- TASK PROMPT: Copy out every line containing the word "vuông".

- DATASET EXCERPTS:
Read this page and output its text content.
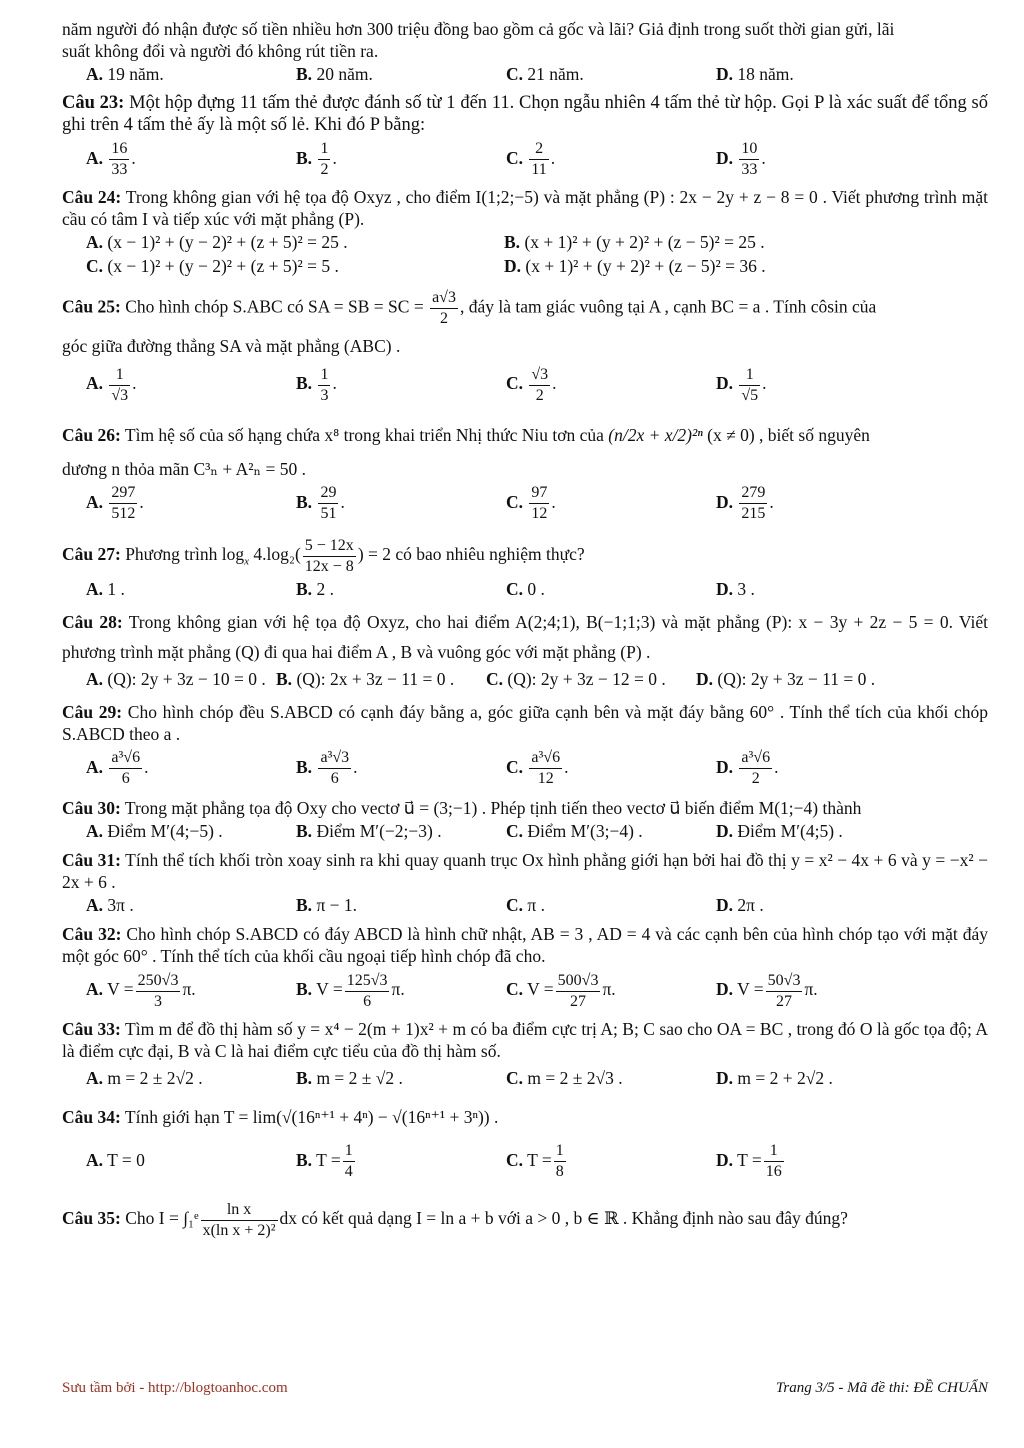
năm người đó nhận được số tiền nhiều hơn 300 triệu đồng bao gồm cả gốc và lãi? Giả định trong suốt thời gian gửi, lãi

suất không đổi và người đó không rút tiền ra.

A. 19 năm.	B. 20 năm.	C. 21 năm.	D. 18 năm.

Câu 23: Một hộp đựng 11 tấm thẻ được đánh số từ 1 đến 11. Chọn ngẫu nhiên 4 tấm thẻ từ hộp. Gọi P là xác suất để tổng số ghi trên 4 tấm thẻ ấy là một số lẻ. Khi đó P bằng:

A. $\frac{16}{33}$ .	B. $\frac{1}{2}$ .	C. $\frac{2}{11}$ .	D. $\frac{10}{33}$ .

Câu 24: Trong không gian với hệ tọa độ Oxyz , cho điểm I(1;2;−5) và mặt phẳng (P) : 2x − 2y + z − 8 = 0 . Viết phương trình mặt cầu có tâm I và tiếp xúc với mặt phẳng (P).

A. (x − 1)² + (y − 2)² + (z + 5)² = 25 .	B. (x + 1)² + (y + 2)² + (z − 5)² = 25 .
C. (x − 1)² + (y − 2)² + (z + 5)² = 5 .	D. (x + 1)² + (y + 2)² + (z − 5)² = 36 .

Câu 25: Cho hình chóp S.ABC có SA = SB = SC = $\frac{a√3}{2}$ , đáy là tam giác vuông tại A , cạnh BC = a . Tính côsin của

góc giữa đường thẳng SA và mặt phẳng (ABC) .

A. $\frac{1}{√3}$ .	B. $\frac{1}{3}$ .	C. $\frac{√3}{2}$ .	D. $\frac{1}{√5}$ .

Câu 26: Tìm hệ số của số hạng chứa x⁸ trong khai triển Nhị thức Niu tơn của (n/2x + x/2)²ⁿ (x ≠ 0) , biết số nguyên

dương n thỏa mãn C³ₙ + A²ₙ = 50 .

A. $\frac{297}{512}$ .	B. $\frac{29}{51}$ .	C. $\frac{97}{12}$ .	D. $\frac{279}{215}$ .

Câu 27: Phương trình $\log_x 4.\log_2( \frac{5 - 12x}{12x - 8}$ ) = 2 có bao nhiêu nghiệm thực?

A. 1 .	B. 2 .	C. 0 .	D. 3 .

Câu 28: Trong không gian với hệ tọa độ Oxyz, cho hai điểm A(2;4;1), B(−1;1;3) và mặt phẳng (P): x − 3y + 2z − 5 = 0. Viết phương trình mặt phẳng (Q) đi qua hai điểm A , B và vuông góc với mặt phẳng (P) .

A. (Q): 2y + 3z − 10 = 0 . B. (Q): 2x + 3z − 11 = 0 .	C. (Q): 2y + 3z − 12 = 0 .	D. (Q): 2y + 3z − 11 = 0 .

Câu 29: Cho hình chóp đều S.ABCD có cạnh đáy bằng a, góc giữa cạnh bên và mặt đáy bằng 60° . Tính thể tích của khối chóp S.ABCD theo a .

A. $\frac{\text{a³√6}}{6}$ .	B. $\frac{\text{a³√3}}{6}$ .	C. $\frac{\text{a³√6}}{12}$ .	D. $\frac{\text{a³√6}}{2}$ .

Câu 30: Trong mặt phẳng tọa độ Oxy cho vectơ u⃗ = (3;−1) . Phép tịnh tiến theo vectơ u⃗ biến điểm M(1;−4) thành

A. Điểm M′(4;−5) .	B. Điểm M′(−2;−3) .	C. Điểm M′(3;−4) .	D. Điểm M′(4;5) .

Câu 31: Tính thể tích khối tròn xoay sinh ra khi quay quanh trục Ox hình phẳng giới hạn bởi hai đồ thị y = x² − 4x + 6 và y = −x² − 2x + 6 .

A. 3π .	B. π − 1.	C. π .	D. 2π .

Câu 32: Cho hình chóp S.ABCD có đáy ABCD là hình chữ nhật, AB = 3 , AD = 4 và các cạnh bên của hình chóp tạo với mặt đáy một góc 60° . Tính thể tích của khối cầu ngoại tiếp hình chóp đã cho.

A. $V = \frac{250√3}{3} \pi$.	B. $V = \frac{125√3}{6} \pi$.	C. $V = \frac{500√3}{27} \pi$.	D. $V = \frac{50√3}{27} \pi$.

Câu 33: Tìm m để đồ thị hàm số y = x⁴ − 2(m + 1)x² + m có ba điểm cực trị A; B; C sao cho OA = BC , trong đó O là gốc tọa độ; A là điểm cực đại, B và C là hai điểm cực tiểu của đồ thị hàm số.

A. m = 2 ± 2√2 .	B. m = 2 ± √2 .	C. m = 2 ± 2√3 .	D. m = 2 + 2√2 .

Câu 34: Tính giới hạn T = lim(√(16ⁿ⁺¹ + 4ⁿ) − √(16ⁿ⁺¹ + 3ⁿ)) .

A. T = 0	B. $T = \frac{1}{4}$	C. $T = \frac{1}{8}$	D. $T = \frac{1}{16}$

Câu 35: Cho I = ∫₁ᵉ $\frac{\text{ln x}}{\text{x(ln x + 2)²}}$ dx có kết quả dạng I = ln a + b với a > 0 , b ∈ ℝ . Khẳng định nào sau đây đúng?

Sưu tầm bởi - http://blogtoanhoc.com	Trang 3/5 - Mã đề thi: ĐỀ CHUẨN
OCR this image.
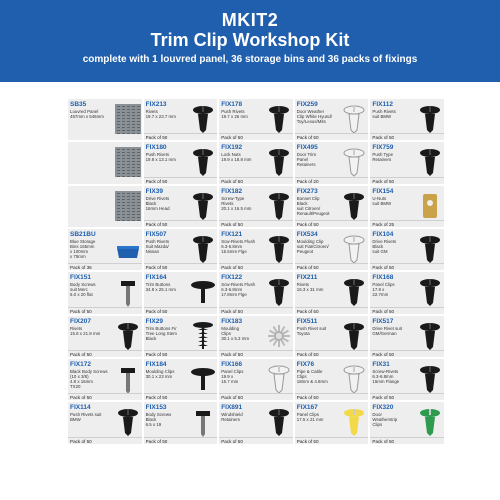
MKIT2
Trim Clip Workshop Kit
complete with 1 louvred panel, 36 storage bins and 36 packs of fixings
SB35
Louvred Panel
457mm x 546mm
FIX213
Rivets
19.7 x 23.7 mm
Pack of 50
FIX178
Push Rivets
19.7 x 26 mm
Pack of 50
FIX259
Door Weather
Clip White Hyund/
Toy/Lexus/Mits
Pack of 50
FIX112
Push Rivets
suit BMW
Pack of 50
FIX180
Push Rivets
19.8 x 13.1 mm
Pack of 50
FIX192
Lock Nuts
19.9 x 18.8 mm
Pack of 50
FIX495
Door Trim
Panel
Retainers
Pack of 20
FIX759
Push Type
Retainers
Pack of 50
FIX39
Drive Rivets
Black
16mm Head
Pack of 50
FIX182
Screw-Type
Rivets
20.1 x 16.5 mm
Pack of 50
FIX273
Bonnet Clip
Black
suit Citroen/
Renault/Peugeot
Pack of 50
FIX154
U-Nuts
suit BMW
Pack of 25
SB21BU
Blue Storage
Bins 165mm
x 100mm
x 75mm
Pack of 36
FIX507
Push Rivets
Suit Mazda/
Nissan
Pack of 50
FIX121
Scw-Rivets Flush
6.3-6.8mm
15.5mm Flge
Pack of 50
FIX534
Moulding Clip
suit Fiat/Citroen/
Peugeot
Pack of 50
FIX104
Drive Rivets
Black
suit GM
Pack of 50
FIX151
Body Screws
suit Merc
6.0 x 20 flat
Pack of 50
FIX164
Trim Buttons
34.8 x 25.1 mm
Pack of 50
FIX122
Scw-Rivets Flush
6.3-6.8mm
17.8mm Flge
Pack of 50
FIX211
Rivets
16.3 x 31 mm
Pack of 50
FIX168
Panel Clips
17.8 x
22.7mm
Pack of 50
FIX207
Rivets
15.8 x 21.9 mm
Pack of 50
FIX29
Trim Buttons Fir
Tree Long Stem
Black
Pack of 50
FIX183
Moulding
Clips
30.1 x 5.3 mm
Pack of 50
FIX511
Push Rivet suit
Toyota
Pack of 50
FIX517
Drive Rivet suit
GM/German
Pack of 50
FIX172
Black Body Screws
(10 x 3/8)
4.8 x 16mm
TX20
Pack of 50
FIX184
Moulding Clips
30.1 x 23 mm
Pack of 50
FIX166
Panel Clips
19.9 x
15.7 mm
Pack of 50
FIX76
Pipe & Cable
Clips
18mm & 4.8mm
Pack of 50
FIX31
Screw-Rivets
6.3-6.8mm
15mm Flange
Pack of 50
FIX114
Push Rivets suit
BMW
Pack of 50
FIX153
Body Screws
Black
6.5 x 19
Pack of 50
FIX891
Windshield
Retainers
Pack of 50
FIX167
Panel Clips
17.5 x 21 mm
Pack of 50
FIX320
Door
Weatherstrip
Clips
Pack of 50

- SOLUTION:
Câu 25: Cho hình chóp S.ABC có SA = SB = SC = $\frac{a√3}{2}$ , đáy là tam giác vuông tại A , cạnh BC = a . Tính côsin của
Câu 28: Trong không gian với hệ tọa độ Oxyz, cho hai điểm A(2;4;1), B(−1;1;3) và mặt phẳng (P): x − 3y + 2z − 5 = 0. Viết phương trình mặt phẳng (Q) đi qua hai điểm A , B và vuông góc với mặt phẳng (P) .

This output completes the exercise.